**Short problem**: Copy out each line exactly; pictures stay out of the copy.

**Provided information**:
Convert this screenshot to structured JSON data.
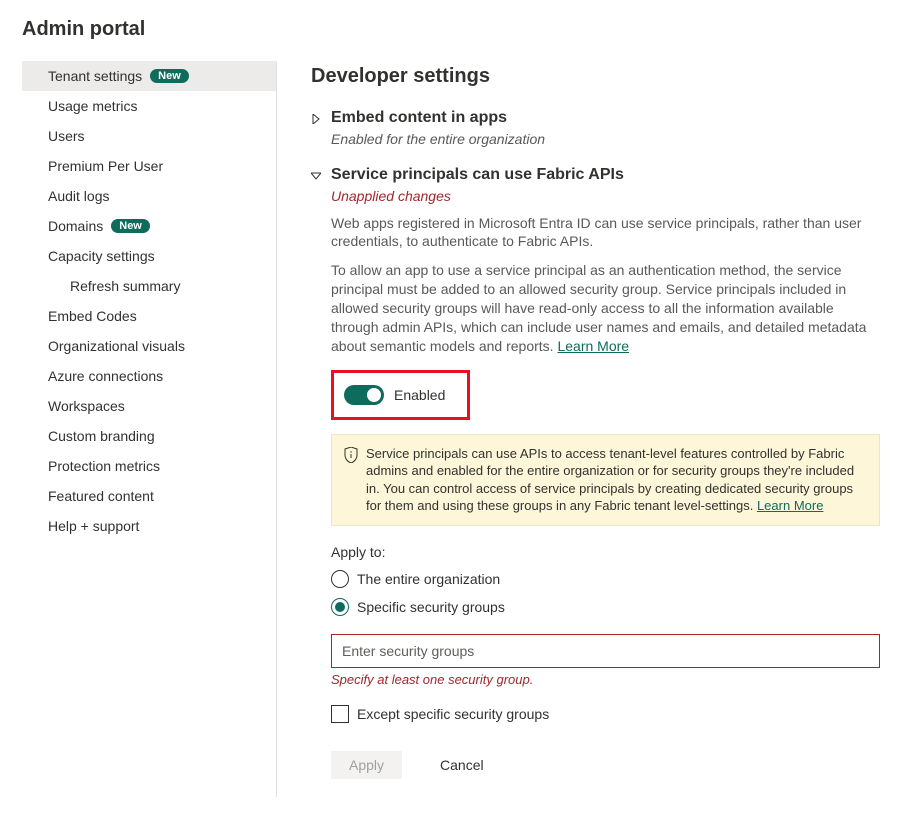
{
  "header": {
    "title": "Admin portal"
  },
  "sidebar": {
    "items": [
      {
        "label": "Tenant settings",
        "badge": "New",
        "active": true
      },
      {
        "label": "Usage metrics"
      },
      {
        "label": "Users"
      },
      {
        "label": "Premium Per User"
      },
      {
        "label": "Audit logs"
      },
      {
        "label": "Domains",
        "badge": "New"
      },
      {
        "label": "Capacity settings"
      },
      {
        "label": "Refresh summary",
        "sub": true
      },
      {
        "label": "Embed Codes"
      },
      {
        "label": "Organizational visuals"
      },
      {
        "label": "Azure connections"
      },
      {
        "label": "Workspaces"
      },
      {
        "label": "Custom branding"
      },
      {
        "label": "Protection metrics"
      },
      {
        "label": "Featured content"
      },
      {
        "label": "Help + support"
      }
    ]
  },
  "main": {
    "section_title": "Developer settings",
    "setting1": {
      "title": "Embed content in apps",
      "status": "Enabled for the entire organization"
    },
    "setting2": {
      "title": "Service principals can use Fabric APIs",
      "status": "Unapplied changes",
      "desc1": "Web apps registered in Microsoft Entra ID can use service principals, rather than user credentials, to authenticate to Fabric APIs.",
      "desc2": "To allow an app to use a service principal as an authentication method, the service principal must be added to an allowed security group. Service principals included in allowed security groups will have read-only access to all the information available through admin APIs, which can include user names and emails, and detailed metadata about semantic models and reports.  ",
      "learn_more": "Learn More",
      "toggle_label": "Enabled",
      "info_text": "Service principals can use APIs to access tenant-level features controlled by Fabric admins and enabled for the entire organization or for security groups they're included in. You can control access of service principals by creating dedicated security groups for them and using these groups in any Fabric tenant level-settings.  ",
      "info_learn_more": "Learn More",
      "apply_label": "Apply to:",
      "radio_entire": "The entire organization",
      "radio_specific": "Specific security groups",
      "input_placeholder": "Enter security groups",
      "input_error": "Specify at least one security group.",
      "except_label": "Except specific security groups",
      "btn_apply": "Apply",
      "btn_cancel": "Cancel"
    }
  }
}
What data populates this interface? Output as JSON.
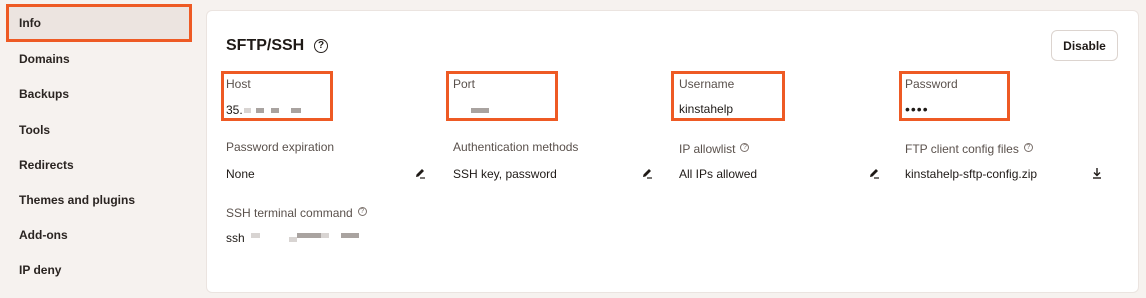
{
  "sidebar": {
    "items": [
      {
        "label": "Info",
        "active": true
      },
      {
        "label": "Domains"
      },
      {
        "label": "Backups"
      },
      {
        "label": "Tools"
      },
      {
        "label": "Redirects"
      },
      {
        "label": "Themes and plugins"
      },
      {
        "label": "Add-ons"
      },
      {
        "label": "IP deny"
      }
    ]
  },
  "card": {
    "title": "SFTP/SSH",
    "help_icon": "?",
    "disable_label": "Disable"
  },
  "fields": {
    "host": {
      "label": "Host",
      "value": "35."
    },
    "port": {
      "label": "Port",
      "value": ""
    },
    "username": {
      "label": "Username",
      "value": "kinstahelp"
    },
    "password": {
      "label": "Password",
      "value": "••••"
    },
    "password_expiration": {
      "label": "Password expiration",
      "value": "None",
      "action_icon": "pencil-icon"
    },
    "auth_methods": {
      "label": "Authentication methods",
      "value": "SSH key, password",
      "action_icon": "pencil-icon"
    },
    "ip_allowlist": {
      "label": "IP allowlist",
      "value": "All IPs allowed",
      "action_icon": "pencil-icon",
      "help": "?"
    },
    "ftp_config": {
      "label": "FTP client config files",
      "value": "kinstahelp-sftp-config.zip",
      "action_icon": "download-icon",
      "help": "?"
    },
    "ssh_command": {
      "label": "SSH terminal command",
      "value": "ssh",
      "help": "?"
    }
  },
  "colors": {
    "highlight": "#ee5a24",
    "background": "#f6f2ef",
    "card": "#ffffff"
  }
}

**Answer**:
Convert this screenshot to structured JSON data.
{
  "header": {
    "title": "Admin portal"
  },
  "sidebar": {
    "items": [
      {
        "label": "Tenant settings",
        "badge": "New",
        "active": true
      },
      {
        "label": "Usage metrics"
      },
      {
        "label": "Users"
      },
      {
        "label": "Premium Per User"
      },
      {
        "label": "Audit logs"
      },
      {
        "label": "Domains",
        "badge": "New"
      },
      {
        "label": "Capacity settings"
      },
      {
        "label": "Refresh summary",
        "sub": true
      },
      {
        "label": "Embed Codes"
      },
      {
        "label": "Organizational visuals"
      },
      {
        "label": "Azure connections"
      },
      {
        "label": "Workspaces"
      },
      {
        "label": "Custom branding"
      },
      {
        "label": "Protection metrics"
      },
      {
        "label": "Featured content"
      },
      {
        "label": "Help + support"
      }
    ]
  },
  "main": {
    "section_title": "Developer settings",
    "setting1": {
      "title": "Embed content in apps",
      "status": "Enabled for the entire organization"
    },
    "setting2": {
      "title": "Service principals can use Fabric APIs",
      "status": "Unapplied changes",
      "desc1": "Web apps registered in Microsoft Entra ID can use service principals, rather than user credentials, to authenticate to Fabric APIs.",
      "desc2": "To allow an app to use a service principal as an authentication method, the service principal must be added to an allowed security group. Service principals included in allowed security groups will have read-only access to all the information available through admin APIs, which can include user names and emails, and detailed metadata about semantic models and reports.  ",
      "learn_more": "Learn More",
      "toggle_label": "Enabled",
      "info_text": "Service principals can use APIs to access tenant-level features controlled by Fabric admins and enabled for the entire organization or for security groups they're included in. You can control access of service principals by creating dedicated security groups for them and using these groups in any Fabric tenant level-settings.  ",
      "info_learn_more": "Learn More",
      "apply_label": "Apply to:",
      "radio_entire": "The entire organization",
      "radio_specific": "Specific security groups",
      "input_placeholder": "Enter security groups",
      "input_error": "Specify at least one security group.",
      "except_label": "Except specific security groups",
      "btn_apply": "Apply",
      "btn_cancel": "Cancel"
    }
  }
}
What data populates this interface? Output as JSON.
{
  "sidebar": {
    "items": [
      {
        "label": "Info",
        "active": true
      },
      {
        "label": "Domains"
      },
      {
        "label": "Backups"
      },
      {
        "label": "Tools"
      },
      {
        "label": "Redirects"
      },
      {
        "label": "Themes and plugins"
      },
      {
        "label": "Add-ons"
      },
      {
        "label": "IP deny"
      }
    ]
  },
  "card": {
    "title": "SFTP/SSH",
    "help_icon": "?",
    "disable_label": "Disable"
  },
  "fields": {
    "host": {
      "label": "Host",
      "value": "35."
    },
    "port": {
      "label": "Port",
      "value": ""
    },
    "username": {
      "label": "Username",
      "value": "kinstahelp"
    },
    "password": {
      "label": "Password",
      "value": "••••"
    },
    "password_expiration": {
      "label": "Password expiration",
      "value": "None",
      "action_icon": "pencil-icon"
    },
    "auth_methods": {
      "label": "Authentication methods",
      "value": "SSH key, password",
      "action_icon": "pencil-icon"
    },
    "ip_allowlist": {
      "label": "IP allowlist",
      "value": "All IPs allowed",
      "action_icon": "pencil-icon",
      "help": "?"
    },
    "ftp_config": {
      "label": "FTP client config files",
      "value": "kinstahelp-sftp-config.zip",
      "action_icon": "download-icon",
      "help": "?"
    },
    "ssh_command": {
      "label": "SSH terminal command",
      "value": "ssh",
      "help": "?"
    }
  },
  "colors": {
    "highlight": "#ee5a24",
    "background": "#f6f2ef",
    "card": "#ffffff"
  }
}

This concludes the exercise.